(Records from a collection of figures)
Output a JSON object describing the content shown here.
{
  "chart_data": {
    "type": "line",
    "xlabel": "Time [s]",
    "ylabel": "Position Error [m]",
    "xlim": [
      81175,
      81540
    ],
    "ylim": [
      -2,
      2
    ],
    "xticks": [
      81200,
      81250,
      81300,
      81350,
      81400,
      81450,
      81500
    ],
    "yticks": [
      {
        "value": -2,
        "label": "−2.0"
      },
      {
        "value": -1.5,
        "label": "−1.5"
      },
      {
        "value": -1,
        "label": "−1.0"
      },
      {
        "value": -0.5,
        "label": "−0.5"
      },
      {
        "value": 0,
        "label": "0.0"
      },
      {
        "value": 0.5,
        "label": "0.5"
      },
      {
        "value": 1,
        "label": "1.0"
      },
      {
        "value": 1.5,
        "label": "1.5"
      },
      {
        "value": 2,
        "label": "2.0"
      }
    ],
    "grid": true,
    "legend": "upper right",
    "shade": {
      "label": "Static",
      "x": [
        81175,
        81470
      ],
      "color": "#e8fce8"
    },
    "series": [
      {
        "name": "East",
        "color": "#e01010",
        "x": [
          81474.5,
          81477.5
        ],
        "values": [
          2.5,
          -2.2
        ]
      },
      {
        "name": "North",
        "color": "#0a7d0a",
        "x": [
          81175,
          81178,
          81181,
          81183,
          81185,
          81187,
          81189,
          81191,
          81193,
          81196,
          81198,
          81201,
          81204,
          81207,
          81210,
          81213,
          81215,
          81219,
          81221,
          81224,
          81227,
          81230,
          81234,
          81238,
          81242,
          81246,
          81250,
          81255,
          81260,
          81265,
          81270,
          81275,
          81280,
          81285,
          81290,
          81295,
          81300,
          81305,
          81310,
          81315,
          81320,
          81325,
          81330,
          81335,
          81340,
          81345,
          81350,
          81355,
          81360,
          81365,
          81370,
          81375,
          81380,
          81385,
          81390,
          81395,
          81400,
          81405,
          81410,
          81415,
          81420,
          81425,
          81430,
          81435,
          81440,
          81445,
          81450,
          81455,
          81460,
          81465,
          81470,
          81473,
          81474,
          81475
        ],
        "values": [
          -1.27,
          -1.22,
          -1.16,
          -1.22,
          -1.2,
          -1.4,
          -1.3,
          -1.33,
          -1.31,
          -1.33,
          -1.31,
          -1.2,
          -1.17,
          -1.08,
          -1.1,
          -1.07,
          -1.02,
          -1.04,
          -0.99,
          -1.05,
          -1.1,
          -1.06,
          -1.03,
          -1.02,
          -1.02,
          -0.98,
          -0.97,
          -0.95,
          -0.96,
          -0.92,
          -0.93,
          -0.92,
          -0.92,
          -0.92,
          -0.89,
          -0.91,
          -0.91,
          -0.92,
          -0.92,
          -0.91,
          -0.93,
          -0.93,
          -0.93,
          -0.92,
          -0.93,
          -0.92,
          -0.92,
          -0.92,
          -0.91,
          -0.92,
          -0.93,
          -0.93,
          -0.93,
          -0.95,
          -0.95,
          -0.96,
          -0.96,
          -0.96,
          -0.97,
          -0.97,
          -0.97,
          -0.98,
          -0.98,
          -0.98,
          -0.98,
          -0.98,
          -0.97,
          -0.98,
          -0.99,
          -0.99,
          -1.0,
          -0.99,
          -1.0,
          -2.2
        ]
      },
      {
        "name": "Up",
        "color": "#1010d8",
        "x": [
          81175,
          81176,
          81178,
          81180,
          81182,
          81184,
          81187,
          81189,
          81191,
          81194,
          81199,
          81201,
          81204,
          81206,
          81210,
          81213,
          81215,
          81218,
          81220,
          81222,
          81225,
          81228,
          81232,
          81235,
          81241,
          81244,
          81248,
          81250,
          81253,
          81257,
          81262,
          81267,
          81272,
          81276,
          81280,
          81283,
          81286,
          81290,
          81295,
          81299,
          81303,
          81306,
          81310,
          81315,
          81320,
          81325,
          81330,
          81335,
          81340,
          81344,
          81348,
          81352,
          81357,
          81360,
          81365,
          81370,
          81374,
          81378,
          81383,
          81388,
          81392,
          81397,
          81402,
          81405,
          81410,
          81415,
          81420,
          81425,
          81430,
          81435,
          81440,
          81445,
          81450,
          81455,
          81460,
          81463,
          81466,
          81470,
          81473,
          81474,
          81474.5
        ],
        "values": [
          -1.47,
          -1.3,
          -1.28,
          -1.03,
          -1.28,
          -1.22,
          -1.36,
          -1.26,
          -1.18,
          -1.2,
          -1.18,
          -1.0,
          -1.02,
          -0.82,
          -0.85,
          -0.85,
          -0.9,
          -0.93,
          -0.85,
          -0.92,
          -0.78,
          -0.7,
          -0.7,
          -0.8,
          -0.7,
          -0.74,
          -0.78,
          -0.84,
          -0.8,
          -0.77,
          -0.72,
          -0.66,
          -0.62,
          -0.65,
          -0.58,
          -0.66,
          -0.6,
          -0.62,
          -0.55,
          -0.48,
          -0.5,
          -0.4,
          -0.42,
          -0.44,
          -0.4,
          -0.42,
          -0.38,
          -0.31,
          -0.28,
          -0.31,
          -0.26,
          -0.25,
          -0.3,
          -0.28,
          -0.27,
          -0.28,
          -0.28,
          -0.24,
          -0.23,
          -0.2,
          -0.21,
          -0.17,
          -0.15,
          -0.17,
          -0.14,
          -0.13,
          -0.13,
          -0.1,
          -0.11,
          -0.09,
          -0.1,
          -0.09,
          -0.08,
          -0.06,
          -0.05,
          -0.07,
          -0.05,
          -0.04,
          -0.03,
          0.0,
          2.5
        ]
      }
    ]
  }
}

- [SHORT TASK] Only the number is wanted: how many lines of the material above include the word "color"?

- [SOLVED EXERCISE] 4